Written exercise: Every line of the material below should be repeated exactly.

Supplied data:
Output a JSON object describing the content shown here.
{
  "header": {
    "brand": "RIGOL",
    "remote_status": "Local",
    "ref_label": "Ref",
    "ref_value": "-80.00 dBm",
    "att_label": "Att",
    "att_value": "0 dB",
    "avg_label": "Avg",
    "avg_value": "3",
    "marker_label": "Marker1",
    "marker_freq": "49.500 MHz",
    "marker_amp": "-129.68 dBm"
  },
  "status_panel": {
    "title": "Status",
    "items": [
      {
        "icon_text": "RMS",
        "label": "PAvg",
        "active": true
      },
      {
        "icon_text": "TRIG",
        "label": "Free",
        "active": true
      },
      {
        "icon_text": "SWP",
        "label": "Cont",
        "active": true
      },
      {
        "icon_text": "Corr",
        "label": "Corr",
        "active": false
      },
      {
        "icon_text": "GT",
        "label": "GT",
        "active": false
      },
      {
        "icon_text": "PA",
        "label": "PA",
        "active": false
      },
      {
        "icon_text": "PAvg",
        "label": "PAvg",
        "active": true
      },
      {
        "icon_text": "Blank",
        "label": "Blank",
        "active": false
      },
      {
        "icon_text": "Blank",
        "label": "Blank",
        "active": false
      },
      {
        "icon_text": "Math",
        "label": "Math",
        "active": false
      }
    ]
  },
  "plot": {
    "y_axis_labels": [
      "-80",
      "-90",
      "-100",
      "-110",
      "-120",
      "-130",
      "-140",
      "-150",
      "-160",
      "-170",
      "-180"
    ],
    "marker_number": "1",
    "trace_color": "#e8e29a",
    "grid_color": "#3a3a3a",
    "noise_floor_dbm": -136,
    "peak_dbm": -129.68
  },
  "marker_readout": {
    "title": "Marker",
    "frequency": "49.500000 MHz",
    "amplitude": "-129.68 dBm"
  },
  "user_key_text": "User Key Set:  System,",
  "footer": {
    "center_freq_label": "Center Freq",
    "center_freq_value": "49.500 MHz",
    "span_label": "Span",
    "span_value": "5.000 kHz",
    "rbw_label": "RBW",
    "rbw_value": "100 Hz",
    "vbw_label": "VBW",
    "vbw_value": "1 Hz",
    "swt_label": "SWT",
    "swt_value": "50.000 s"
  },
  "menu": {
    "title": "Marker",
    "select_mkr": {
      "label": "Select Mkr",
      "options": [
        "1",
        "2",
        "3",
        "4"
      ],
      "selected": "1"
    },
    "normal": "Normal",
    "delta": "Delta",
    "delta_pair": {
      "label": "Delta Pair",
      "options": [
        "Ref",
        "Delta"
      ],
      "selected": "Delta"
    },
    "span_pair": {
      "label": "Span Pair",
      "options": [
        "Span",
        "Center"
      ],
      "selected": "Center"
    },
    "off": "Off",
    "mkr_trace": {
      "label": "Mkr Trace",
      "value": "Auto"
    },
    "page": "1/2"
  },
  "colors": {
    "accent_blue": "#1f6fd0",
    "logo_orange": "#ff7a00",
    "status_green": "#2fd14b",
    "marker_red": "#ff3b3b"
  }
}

Output of the task:
Output a JSON object describing the content shown here.
{
  "header": {
    "brand": "RIGOL",
    "remote_status": "Local",
    "ref_label": "Ref",
    "ref_value": "-80.00 dBm",
    "att_label": "Att",
    "att_value": "0 dB",
    "avg_label": "Avg",
    "avg_value": "3",
    "marker_label": "Marker1",
    "marker_freq": "49.500 MHz",
    "marker_amp": "-129.68 dBm"
  },
  "status_panel": {
    "title": "Status",
    "items": [
      {
        "icon_text": "RMS",
        "label": "PAvg",
        "active": true
      },
      {
        "icon_text": "TRIG",
        "label": "Free",
        "active": true
      },
      {
        "icon_text": "SWP",
        "label": "Cont",
        "active": true
      },
      {
        "icon_text": "Corr",
        "label": "Corr",
        "active": false
      },
      {
        "icon_text": "GT",
        "label": "GT",
        "active": false
      },
      {
        "icon_text": "PA",
        "label": "PA",
        "active": false
      },
      {
        "icon_text": "PAvg",
        "label": "PAvg",
        "active": true
      },
      {
        "icon_text": "Blank",
        "label": "Blank",
        "active": false
      },
      {
        "icon_text": "Blank",
        "label": "Blank",
        "active": false
      },
      {
        "icon_text": "Math",
        "label": "Math",
        "active": false
      }
    ]
  },
  "plot": {
    "y_axis_labels": [
      "-80",
      "-90",
      "-100",
      "-110",
      "-120",
      "-130",
      "-140",
      "-150",
      "-160",
      "-170",
      "-180"
    ],
    "marker_number": "1",
    "trace_color": "#e8e29a",
    "grid_color": "#3a3a3a",
    "noise_floor_dbm": -136,
    "peak_dbm": -129.68
  },
  "marker_readout": {
    "title": "Marker",
    "frequency": "49.500000 MHz",
    "amplitude": "-129.68 dBm"
  },
  "user_key_text": "User Key Set:  System,",
  "footer": {
    "center_freq_label": "Center Freq",
    "center_freq_value": "49.500 MHz",
    "span_label": "Span",
    "span_value": "5.000 kHz",
    "rbw_label": "RBW",
    "rbw_value": "100 Hz",
    "vbw_label": "VBW",
    "vbw_value": "1 Hz",
    "swt_label": "SWT",
    "swt_value": "50.000 s"
  },
  "menu": {
    "title": "Marker",
    "select_mkr": {
      "label": "Select Mkr",
      "options": [
        "1",
        "2",
        "3",
        "4"
      ],
      "selected": "1"
    },
    "normal": "Normal",
    "delta": "Delta",
    "delta_pair": {
      "label": "Delta Pair",
      "options": [
        "Ref",
        "Delta"
      ],
      "selected": "Delta"
    },
    "span_pair": {
      "label": "Span Pair",
      "options": [
        "Span",
        "Center"
      ],
      "selected": "Center"
    },
    "off": "Off",
    "mkr_trace": {
      "label": "Mkr Trace",
      "value": "Auto"
    },
    "page": "1/2"
  },
  "colors": {
    "accent_blue": "#1f6fd0",
    "logo_orange": "#ff7a00",
    "status_green": "#2fd14b",
    "marker_red": "#ff3b3b"
  }
}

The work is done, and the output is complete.